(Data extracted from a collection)
-- START --
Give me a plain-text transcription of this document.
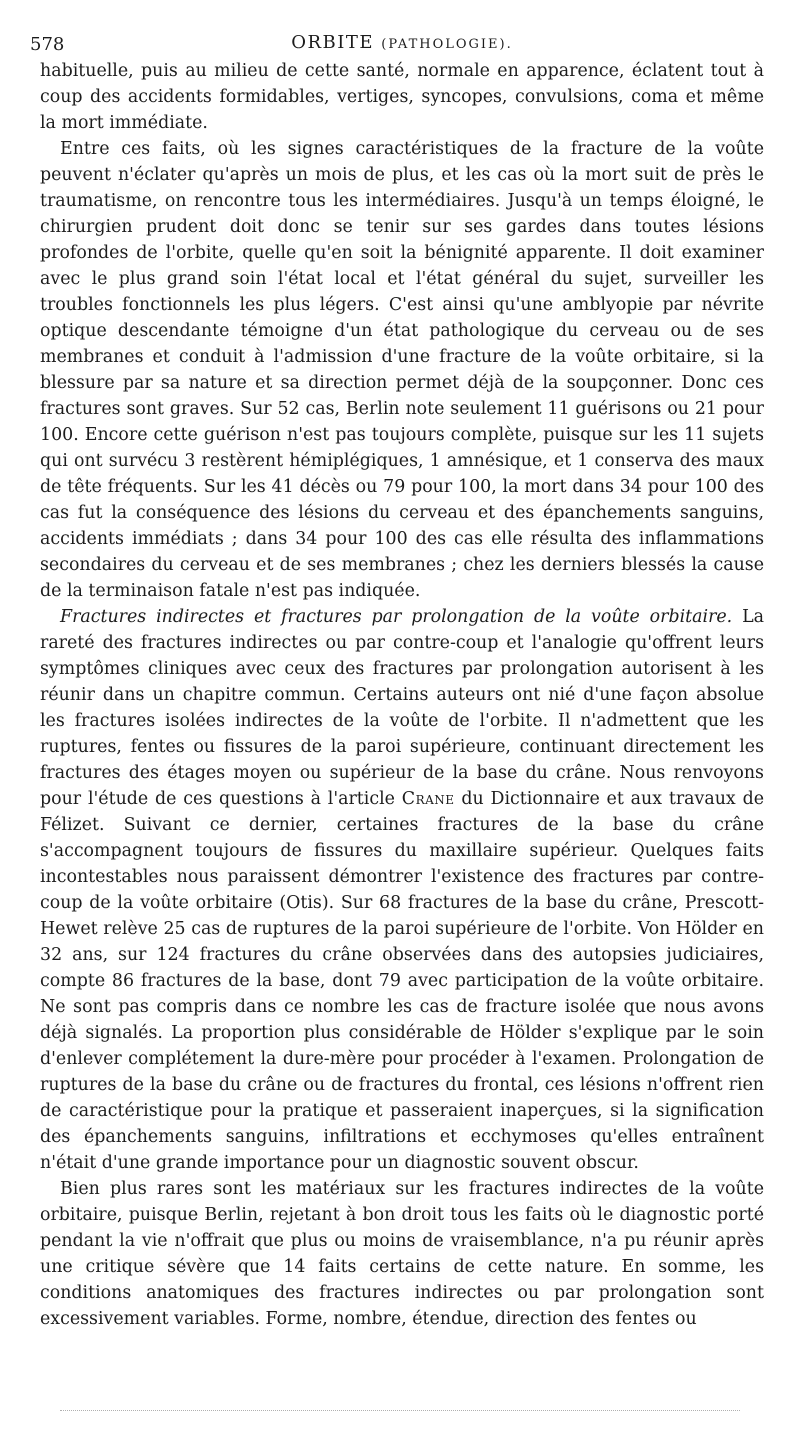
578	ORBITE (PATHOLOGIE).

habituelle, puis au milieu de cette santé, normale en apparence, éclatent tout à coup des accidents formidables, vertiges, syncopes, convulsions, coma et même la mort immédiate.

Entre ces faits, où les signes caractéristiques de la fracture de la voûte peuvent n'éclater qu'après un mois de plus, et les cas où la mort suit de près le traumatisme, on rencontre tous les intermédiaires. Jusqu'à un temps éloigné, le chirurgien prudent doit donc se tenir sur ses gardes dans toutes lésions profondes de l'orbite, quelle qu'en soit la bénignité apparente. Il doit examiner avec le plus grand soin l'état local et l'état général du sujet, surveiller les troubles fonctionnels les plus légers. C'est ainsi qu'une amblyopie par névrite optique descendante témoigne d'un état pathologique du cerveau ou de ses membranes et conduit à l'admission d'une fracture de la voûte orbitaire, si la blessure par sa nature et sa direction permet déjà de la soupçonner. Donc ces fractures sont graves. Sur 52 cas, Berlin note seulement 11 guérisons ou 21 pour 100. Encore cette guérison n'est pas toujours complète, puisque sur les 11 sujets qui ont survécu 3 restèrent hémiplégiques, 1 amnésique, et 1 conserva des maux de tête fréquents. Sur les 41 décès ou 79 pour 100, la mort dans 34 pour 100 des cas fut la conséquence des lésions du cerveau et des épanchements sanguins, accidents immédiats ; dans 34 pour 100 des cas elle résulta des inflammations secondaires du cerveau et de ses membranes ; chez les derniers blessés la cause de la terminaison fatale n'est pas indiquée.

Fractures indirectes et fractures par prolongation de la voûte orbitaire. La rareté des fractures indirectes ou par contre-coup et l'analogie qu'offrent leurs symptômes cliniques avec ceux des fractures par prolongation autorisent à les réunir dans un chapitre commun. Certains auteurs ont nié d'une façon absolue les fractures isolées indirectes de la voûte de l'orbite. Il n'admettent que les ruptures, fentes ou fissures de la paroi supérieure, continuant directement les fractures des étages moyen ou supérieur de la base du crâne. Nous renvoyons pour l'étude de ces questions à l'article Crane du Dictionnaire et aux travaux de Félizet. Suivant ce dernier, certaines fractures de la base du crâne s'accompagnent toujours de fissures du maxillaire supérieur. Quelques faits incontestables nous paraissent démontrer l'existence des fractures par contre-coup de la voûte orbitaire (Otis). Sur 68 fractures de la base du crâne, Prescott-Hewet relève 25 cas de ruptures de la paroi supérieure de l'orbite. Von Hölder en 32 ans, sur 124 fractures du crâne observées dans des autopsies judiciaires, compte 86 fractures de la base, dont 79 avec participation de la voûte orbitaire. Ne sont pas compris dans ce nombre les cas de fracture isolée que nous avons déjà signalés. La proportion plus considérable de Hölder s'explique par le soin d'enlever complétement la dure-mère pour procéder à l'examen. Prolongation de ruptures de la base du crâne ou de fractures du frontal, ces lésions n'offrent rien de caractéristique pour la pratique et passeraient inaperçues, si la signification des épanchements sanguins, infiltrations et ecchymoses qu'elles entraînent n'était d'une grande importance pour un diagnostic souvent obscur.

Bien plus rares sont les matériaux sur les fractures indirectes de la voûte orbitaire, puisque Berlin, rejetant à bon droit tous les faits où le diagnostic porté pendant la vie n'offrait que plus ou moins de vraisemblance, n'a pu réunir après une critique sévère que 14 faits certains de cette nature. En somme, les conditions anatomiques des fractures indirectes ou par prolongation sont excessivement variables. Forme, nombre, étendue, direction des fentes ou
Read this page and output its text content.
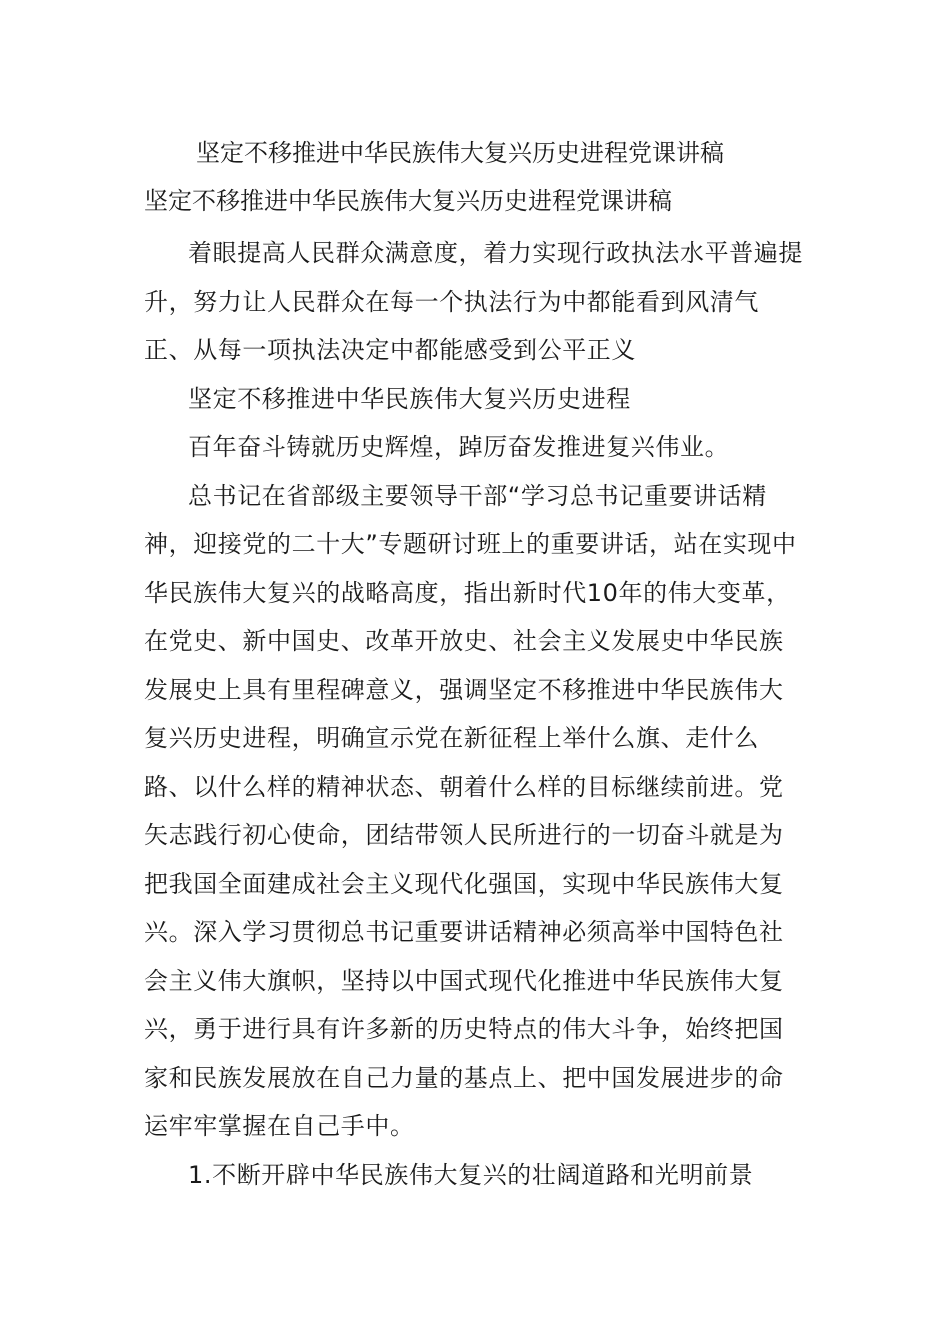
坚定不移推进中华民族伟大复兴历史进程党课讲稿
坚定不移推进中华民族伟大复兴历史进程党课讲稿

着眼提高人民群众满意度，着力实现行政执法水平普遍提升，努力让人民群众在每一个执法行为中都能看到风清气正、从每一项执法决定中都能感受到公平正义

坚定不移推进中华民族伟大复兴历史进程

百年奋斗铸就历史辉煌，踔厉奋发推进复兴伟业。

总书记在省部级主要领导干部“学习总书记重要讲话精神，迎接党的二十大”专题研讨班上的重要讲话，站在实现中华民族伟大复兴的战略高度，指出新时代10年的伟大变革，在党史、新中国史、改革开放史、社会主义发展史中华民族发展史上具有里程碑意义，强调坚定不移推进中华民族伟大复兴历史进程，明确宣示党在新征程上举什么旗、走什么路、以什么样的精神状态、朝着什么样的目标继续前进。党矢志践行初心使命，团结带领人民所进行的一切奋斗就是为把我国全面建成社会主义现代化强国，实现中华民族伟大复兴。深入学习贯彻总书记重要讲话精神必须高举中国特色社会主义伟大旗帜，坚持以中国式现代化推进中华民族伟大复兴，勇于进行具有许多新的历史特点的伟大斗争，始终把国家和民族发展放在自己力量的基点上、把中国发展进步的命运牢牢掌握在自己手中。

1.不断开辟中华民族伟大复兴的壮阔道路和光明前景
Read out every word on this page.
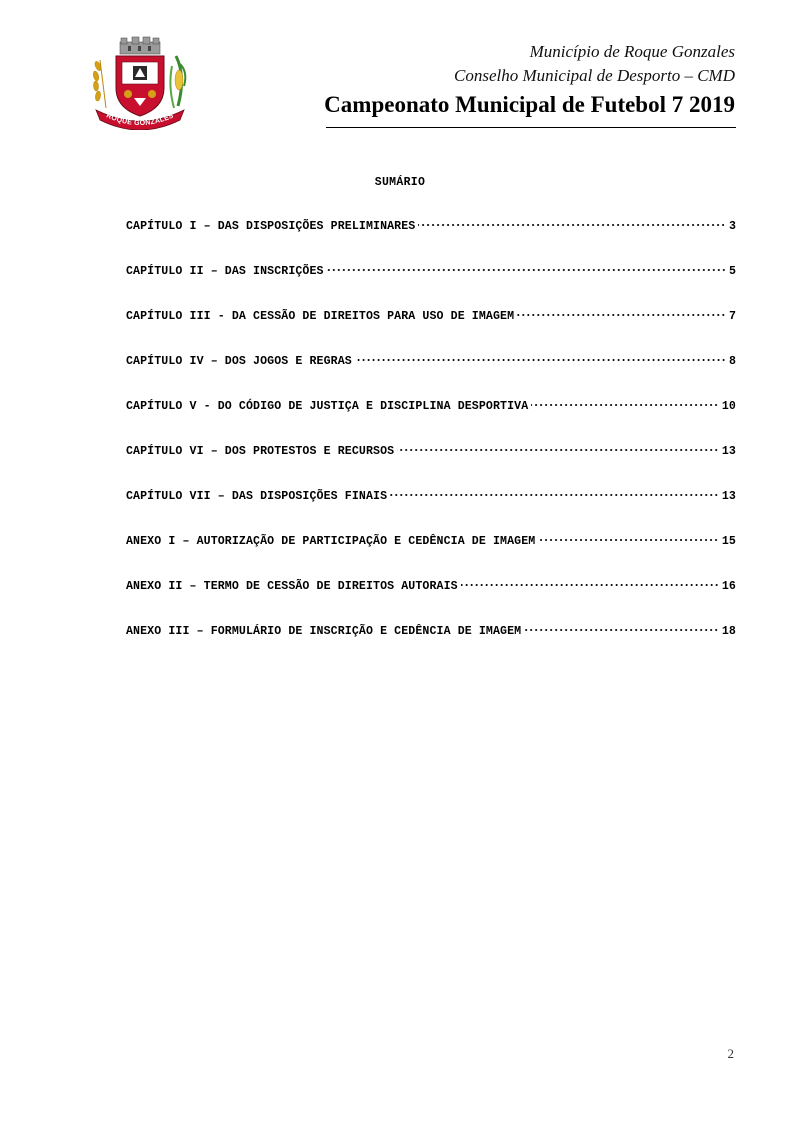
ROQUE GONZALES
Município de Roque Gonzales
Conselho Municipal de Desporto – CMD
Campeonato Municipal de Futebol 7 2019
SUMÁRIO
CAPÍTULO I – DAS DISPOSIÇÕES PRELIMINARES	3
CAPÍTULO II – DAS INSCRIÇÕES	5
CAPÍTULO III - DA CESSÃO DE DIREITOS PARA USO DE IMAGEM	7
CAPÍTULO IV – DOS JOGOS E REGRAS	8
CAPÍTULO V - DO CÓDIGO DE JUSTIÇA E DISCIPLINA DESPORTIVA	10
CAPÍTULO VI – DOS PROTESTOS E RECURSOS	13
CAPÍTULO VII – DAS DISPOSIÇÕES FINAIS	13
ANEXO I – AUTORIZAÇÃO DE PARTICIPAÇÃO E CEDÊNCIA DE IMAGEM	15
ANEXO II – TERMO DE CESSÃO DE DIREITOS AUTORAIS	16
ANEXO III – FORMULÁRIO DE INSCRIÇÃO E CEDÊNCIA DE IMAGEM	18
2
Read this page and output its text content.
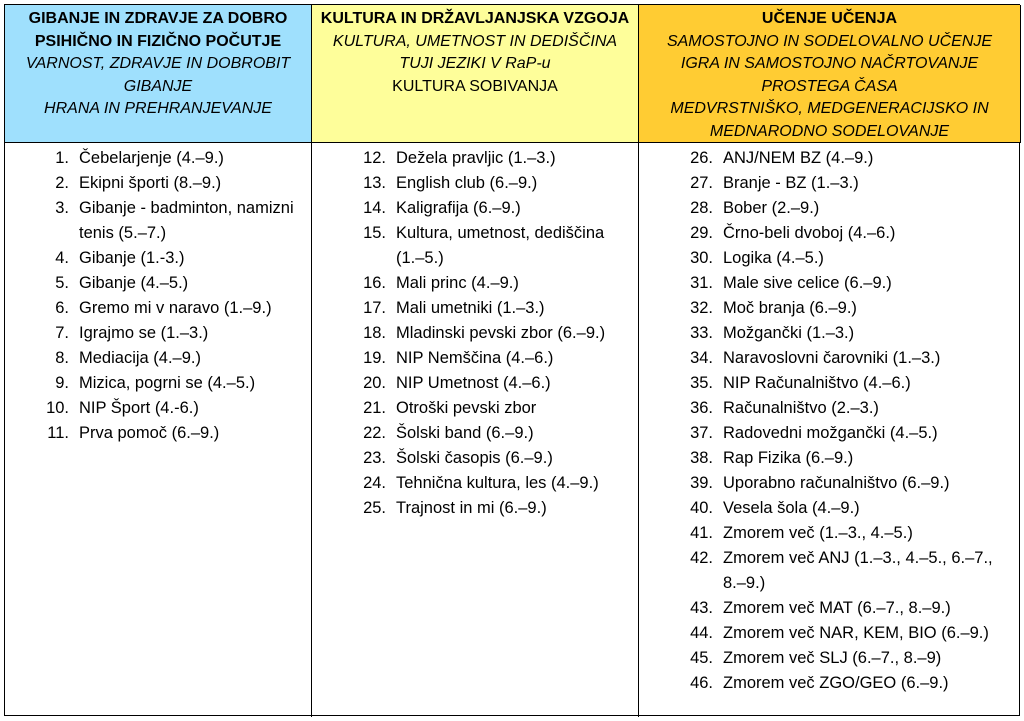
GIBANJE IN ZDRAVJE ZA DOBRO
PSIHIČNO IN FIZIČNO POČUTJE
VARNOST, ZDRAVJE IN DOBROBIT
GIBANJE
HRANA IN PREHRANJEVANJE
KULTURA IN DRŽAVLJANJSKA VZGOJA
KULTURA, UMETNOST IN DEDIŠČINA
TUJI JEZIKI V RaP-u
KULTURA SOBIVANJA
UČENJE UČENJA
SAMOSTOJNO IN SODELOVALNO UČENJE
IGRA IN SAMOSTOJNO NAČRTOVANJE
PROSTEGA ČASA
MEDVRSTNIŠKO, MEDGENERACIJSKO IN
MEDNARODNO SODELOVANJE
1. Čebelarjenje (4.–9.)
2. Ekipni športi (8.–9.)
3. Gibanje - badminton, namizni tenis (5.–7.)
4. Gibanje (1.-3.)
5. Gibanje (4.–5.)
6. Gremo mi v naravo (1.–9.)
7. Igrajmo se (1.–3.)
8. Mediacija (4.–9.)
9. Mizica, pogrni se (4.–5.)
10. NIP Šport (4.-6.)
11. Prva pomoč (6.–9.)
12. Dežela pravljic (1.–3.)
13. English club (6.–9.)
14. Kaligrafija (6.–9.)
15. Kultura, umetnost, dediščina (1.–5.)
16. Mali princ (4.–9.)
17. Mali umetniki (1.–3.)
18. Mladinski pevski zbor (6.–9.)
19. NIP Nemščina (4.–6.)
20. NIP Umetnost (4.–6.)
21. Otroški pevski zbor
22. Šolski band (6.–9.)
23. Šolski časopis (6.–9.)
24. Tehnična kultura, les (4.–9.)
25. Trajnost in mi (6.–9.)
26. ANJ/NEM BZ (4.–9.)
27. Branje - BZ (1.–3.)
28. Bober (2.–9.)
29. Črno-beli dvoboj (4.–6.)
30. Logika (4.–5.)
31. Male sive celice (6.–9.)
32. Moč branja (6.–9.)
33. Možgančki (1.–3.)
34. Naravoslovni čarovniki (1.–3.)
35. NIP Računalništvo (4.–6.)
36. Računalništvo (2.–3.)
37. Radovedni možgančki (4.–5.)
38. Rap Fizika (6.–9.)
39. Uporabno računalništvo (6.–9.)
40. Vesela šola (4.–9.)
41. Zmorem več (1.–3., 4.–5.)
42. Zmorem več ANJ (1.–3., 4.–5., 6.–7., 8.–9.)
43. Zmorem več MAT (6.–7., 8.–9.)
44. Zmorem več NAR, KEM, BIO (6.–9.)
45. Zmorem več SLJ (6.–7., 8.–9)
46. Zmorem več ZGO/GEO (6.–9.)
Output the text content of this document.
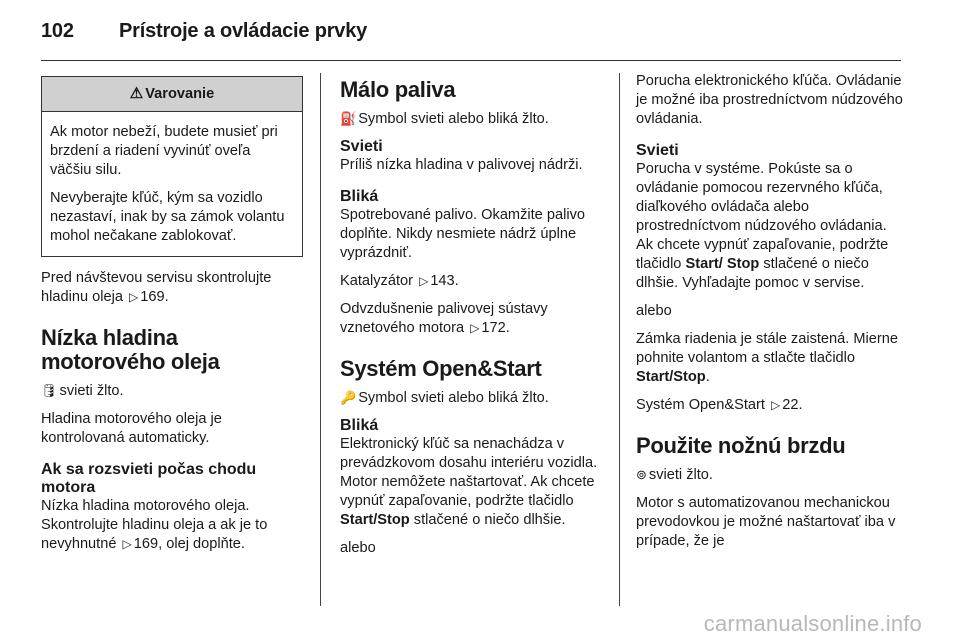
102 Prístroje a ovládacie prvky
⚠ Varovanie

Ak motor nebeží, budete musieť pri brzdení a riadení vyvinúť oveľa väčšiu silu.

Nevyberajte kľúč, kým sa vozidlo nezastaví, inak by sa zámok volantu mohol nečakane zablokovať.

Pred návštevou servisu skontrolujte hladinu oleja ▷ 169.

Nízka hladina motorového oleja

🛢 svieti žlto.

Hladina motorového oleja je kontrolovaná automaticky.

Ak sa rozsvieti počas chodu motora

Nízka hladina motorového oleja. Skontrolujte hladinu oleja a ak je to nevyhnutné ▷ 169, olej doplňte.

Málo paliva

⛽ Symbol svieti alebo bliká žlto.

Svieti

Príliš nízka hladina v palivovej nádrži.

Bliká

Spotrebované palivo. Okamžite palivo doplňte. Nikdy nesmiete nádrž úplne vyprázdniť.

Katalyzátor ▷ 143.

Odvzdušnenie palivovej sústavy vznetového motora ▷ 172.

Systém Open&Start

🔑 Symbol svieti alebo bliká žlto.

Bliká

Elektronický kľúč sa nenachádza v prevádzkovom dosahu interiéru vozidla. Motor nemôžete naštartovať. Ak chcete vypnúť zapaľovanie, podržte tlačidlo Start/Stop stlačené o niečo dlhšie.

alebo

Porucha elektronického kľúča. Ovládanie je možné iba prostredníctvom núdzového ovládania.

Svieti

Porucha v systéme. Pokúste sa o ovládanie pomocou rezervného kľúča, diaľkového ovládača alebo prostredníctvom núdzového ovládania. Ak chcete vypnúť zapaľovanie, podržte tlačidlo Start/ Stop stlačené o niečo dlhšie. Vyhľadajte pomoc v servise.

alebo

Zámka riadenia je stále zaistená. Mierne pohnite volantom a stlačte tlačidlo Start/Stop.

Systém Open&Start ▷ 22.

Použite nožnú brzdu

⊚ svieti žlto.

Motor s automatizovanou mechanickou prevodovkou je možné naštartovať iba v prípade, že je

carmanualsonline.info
-- END --
#### [Work to do]
Exclude the pictures, and output exactly the lines from the one with "Output the text content of this document." through the last line of the records, both included.

#### [Written solution]
Output the text content of this document.
102 Prístroje a ovládacie prvky
⚠ Varovanie

Ak motor nebeží, budete musieť pri brzdení a riadení vyvinúť oveľa väčšiu silu.

Nevyberajte kľúč, kým sa vozidlo nezastaví, inak by sa zámok volantu mohol nečakane zablokovať.

Pred návštevou servisu skontrolujte hladinu oleja ▷ 169.

Nízka hladina motorového oleja

🛢 svieti žlto.

Hladina motorového oleja je kontrolovaná automaticky.

Ak sa rozsvieti počas chodu motora

Nízka hladina motorového oleja. Skontrolujte hladinu oleja a ak je to nevyhnutné ▷ 169, olej doplňte.

Málo paliva

⛽ Symbol svieti alebo bliká žlto.

Svieti

Príliš nízka hladina v palivovej nádrži.

Bliká

Spotrebované palivo. Okamžite palivo doplňte. Nikdy nesmiete nádrž úplne vyprázdniť.

Katalyzátor ▷ 143.

Odvzdušnenie palivovej sústavy vznetového motora ▷ 172.

Systém Open&Start

🔑 Symbol svieti alebo bliká žlto.

Bliká

Elektronický kľúč sa nenachádza v prevádzkovom dosahu interiéru vozidla. Motor nemôžete naštartovať. Ak chcete vypnúť zapaľovanie, podržte tlačidlo Start/Stop stlačené o niečo dlhšie.

alebo

Porucha elektronického kľúča. Ovládanie je možné iba prostredníctvom núdzového ovládania.

Svieti

Porucha v systéme. Pokúste sa o ovládanie pomocou rezervného kľúča, diaľkového ovládača alebo prostredníctvom núdzového ovládania. Ak chcete vypnúť zapaľovanie, podržte tlačidlo Start/ Stop stlačené o niečo dlhšie. Vyhľadajte pomoc v servise.

alebo

Zámka riadenia je stále zaistená. Mierne pohnite volantom a stlačte tlačidlo Start/Stop.

Systém Open&Start ▷ 22.

Použite nožnú brzdu

⊚ svieti žlto.

Motor s automatizovanou mechanickou prevodovkou je možné naštartovať iba v prípade, že je

carmanualsonline.info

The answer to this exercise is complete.